### [The records]

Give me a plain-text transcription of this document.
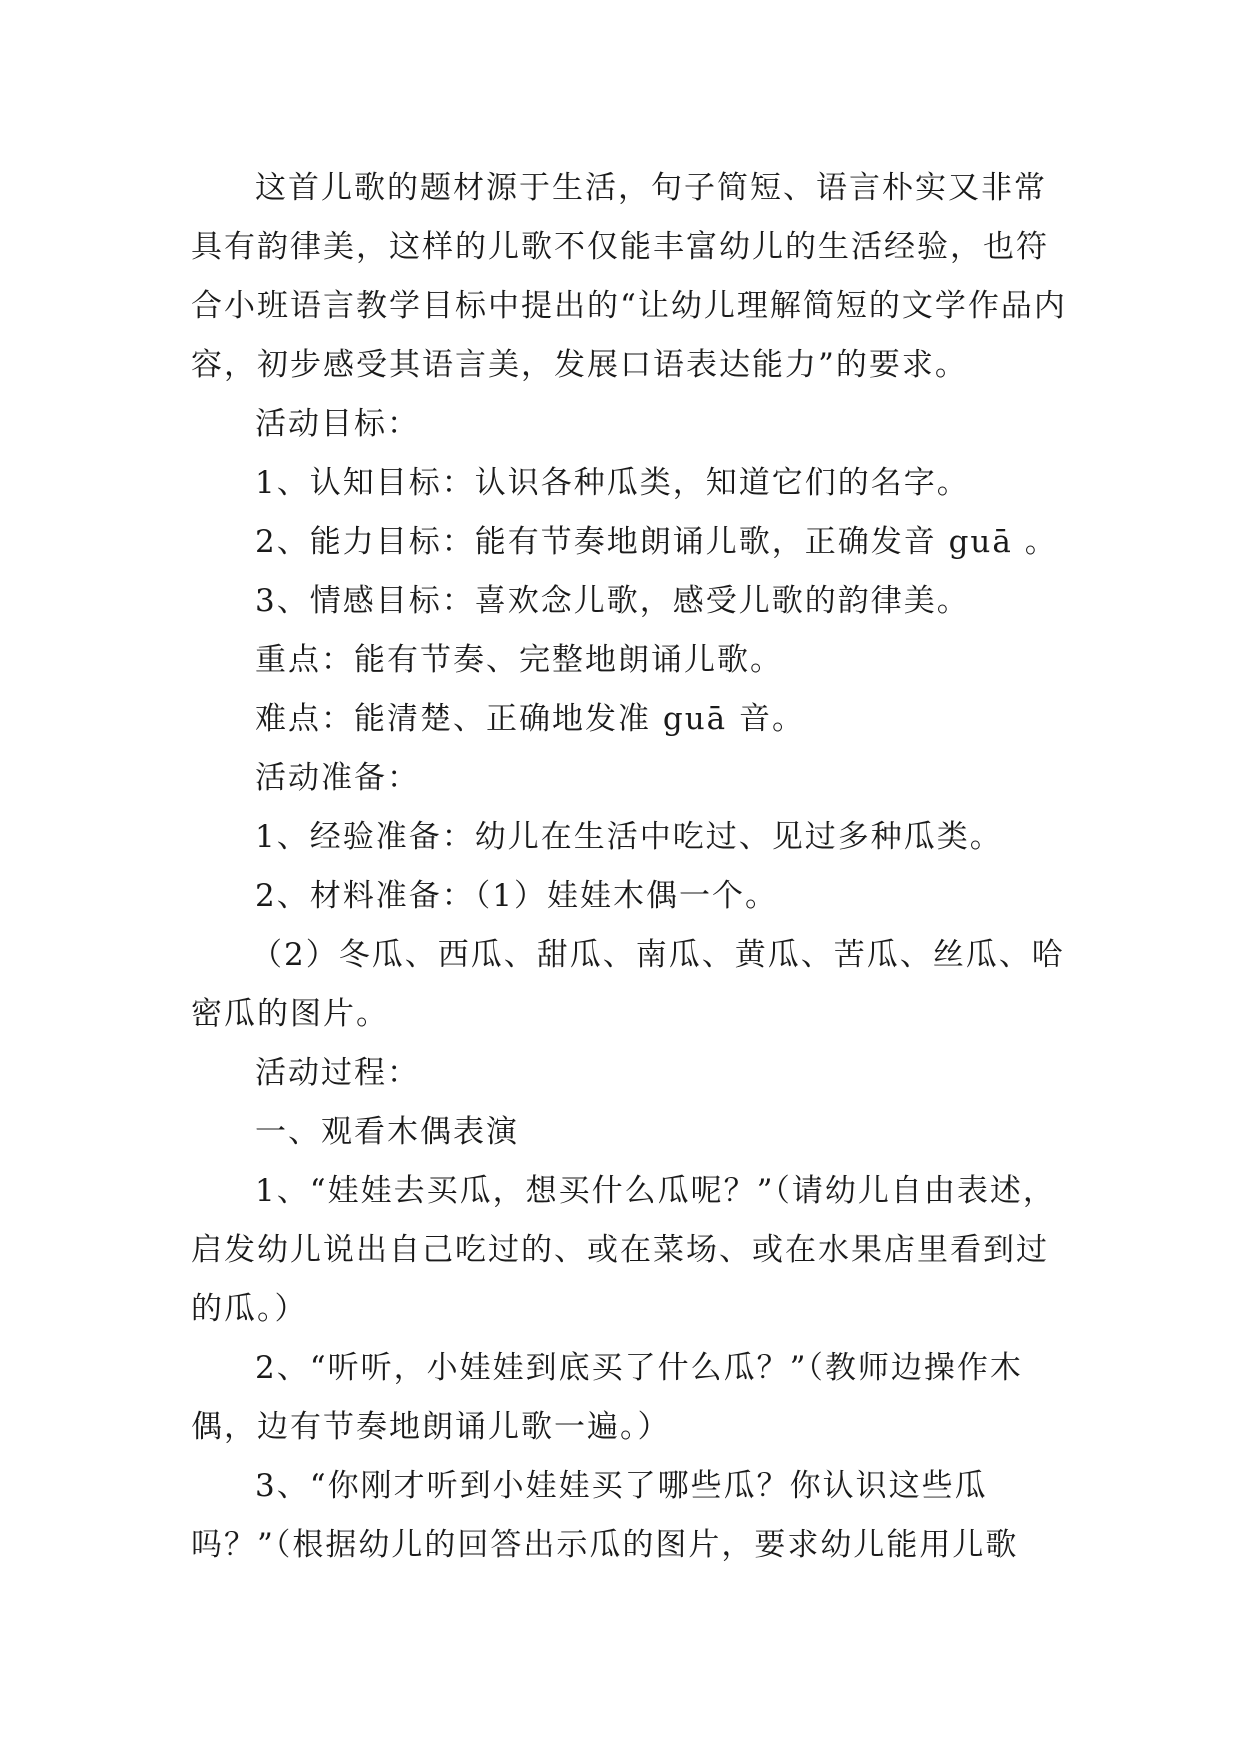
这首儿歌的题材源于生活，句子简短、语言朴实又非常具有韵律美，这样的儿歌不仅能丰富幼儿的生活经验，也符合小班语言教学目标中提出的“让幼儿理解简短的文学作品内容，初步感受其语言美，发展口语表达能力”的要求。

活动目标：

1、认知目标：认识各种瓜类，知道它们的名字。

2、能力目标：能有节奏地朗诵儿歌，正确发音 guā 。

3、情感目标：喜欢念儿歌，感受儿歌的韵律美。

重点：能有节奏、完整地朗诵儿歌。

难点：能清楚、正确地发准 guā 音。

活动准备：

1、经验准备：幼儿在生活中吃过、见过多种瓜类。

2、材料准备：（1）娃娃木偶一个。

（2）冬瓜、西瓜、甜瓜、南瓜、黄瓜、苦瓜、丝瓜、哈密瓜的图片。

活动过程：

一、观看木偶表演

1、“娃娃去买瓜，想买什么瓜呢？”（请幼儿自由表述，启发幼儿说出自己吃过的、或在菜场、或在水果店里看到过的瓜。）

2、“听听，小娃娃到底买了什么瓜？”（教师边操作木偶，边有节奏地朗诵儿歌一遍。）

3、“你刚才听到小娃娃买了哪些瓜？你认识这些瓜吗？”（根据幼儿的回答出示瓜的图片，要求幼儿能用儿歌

### [Set task]
Without the pictures, copy the material exactly as given.

### [Problem solution]
Give me a plain-text transcription of this document.
这首儿歌的题材源于生活，句子简短、语言朴实又非常具有韵律美，这样的儿歌不仅能丰富幼儿的生活经验，也符合小班语言教学目标中提出的“让幼儿理解简短的文学作品内容，初步感受其语言美，发展口语表达能力”的要求。

活动目标：

1、认知目标：认识各种瓜类，知道它们的名字。

2、能力目标：能有节奏地朗诵儿歌，正确发音 guā 。

3、情感目标：喜欢念儿歌，感受儿歌的韵律美。

重点：能有节奏、完整地朗诵儿歌。

难点：能清楚、正确地发准 guā 音。

活动准备：

1、经验准备：幼儿在生活中吃过、见过多种瓜类。

2、材料准备：（1）娃娃木偶一个。

（2）冬瓜、西瓜、甜瓜、南瓜、黄瓜、苦瓜、丝瓜、哈密瓜的图片。

活动过程：

一、观看木偶表演

1、“娃娃去买瓜，想买什么瓜呢？”（请幼儿自由表述，启发幼儿说出自己吃过的、或在菜场、或在水果店里看到过的瓜。）

2、“听听，小娃娃到底买了什么瓜？”（教师边操作木偶，边有节奏地朗诵儿歌一遍。）

3、“你刚才听到小娃娃买了哪些瓜？你认识这些瓜吗？”（根据幼儿的回答出示瓜的图片，要求幼儿能用儿歌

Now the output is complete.